[Record list start]
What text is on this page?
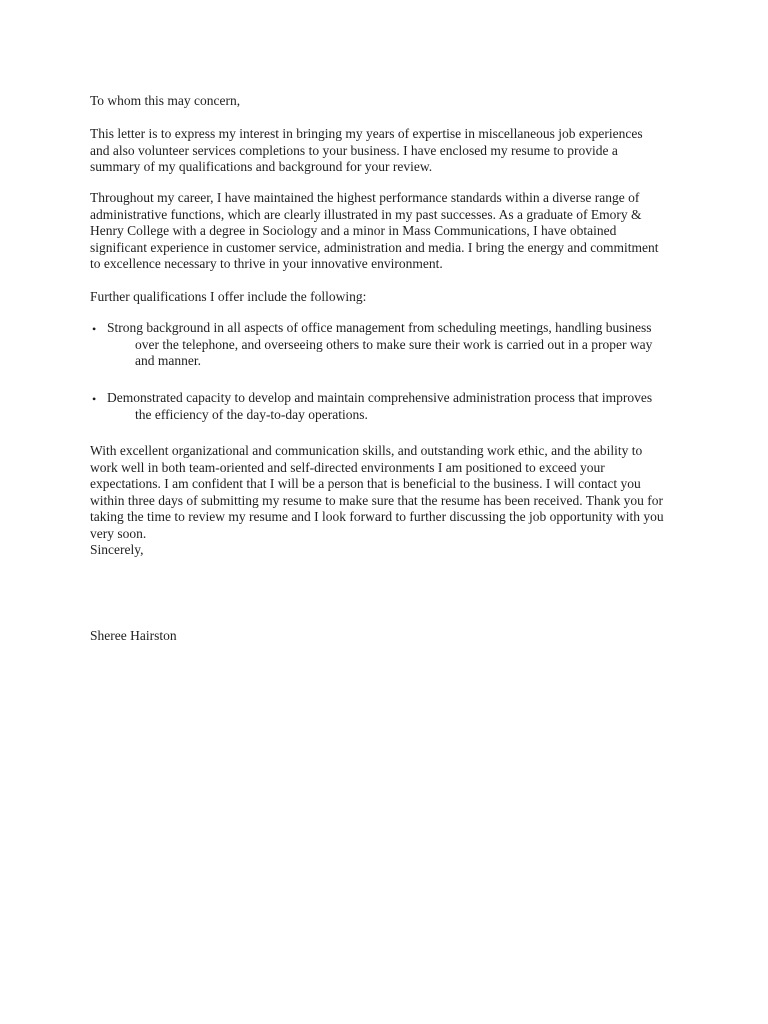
To whom this may concern,
This letter is to express my interest in bringing my years of expertise in miscellaneous job experiences
and also volunteer services completions to your business. I have enclosed my resume to provide a
summary of my qualifications and background for your review.
Throughout my career, I have maintained the highest performance standards within a diverse range of
administrative functions, which are clearly illustrated in my past successes. As a graduate of Emory &
Henry College with a degree in Sociology and a minor in Mass Communications, I have obtained
significant experience in customer service, administration and media. I bring the energy and commitment
to excellence necessary to thrive in your innovative environment.
Further qualifications I offer include the following:
• Strong background in all aspects of office management from scheduling meetings, handling business
over the telephone, and overseeing others to make sure their work is carried out in a proper way
and manner.
• Demonstrated capacity to develop and maintain comprehensive administration process that improves
the efficiency of the day-to-day operations.
With excellent organizational and communication skills, and outstanding work ethic, and the ability to
work well in both team-oriented and self-directed environments I am positioned to exceed your
expectations. I am confident that I will be a person that is beneficial to the business. I will contact you
within three days of submitting my resume to make sure that the resume has been received. Thank you for
taking the time to review my resume and I look forward to further discussing the job opportunity with you
very soon.
Sincerely,
Sheree Hairston
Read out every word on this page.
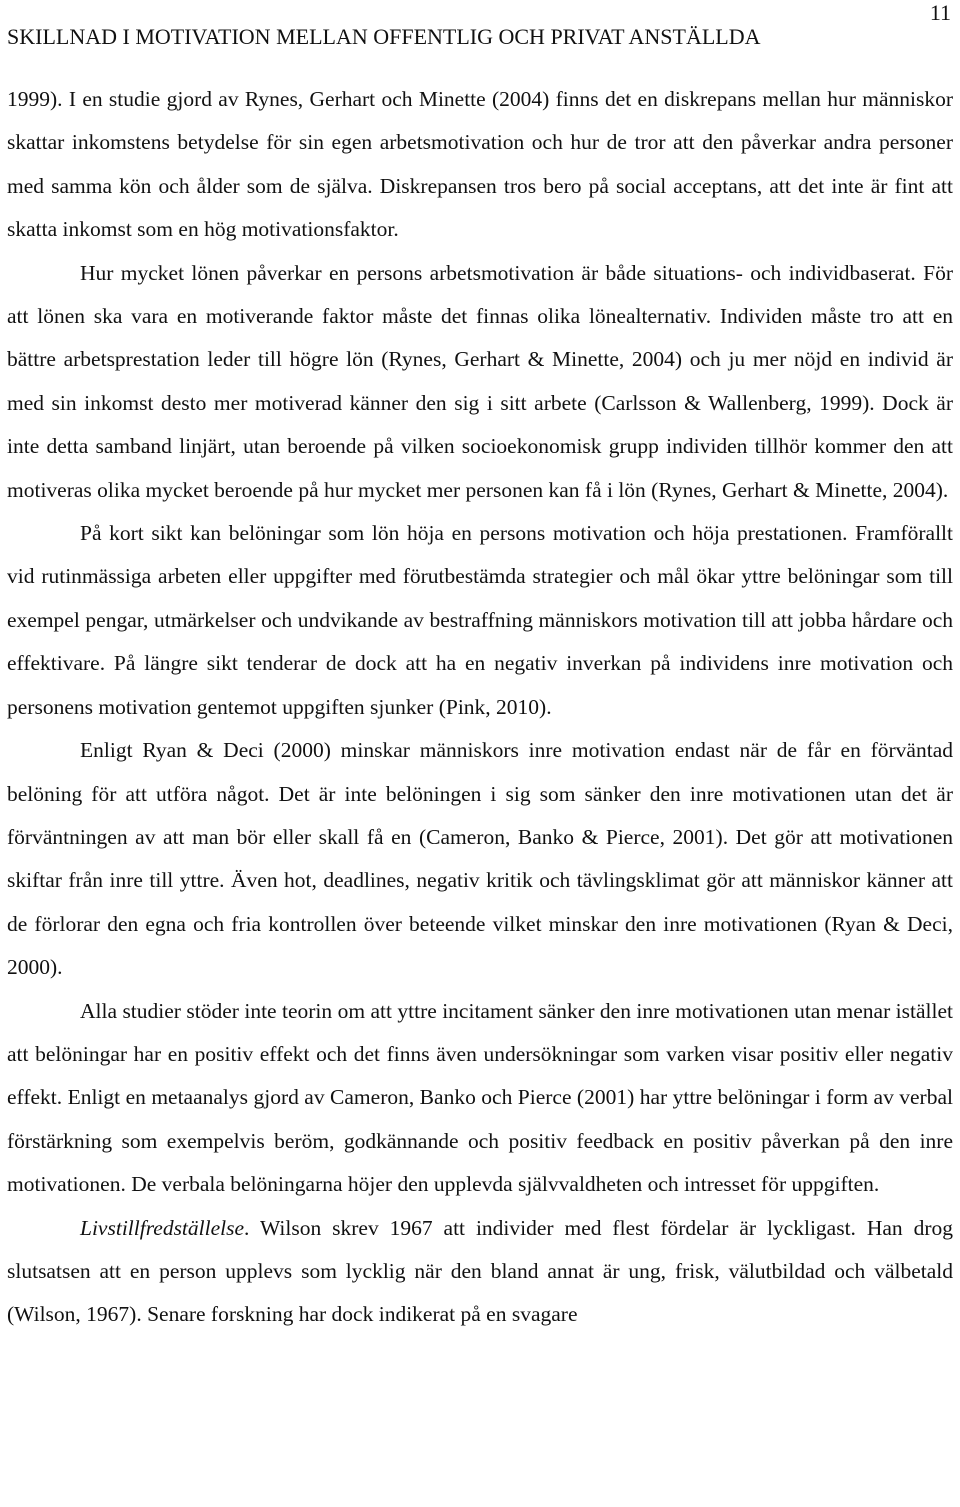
11
SKILLNAD I MOTIVATION MELLAN OFFENTLIG OCH PRIVAT ANSTÄLLDA

1999). I en studie gjord av Rynes, Gerhart och Minette (2004) finns det en diskrepans mellan hur människor skattar inkomstens betydelse för sin egen arbetsmotivation och hur de tror att den påverkar andra personer med samma kön och ålder som de själva. Diskrepansen tros bero på social acceptans, att det inte är fint att skatta inkomst som en hög motivationsfaktor.

Hur mycket lönen påverkar en persons arbetsmotivation är både situations- och individbaserat. För att lönen ska vara en motiverande faktor måste det finnas olika lönealternativ. Individen måste tro att en bättre arbetsprestation leder till högre lön (Rynes, Gerhart & Minette, 2004) och ju mer nöjd en individ är med sin inkomst desto mer motiverad känner den sig i sitt arbete (Carlsson & Wallenberg, 1999). Dock är inte detta samband linjärt, utan beroende på vilken socioekonomisk grupp individen tillhör kommer den att motiveras olika mycket beroende på hur mycket mer personen kan få i lön (Rynes, Gerhart & Minette, 2004).

På kort sikt kan belöningar som lön höja en persons motivation och höja prestationen. Framförallt vid rutinmässiga arbeten eller uppgifter med förutbestämda strategier och mål ökar yttre belöningar som till exempel pengar, utmärkelser och undvikande av bestraffning människors motivation till att jobba hårdare och effektivare. På längre sikt tenderar de dock att ha en negativ inverkan på individens inre motivation och personens motivation gentemot uppgiften sjunker (Pink, 2010).

Enligt Ryan & Deci (2000) minskar människors inre motivation endast när de får en förväntad belöning för att utföra något. Det är inte belöningen i sig som sänker den inre motivationen utan det är förväntningen av att man bör eller skall få en (Cameron, Banko & Pierce, 2001). Det gör att motivationen skiftar från inre till yttre. Även hot, deadlines, negativ kritik och tävlingsklimat gör att människor känner att de förlorar den egna och fria kontrollen över beteende vilket minskar den inre motivationen (Ryan & Deci, 2000).

Alla studier stöder inte teorin om att yttre incitament sänker den inre motivationen utan menar istället att belöningar har en positiv effekt och det finns även undersökningar som varken visar positiv eller negativ effekt. Enligt en metaanalys gjord av Cameron, Banko och Pierce (2001) har yttre belöningar i form av verbal förstärkning som exempelvis beröm, godkännande och positiv feedback en positiv påverkan på den inre motivationen. De verbala belöningarna höjer den upplevda självvaldheten och intresset för uppgiften.

Livstillfredställelse. Wilson skrev 1967 att individer med flest fördelar är lyckligast. Han drog slutsatsen att en person upplevs som lycklig när den bland annat är ung, frisk, välutbildad och välbetald (Wilson, 1967). Senare forskning har dock indikerat på en svagare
[Record list end]
State how many lines of the listing hold the string "review"; reply with the number and nothing else.

* The answer
2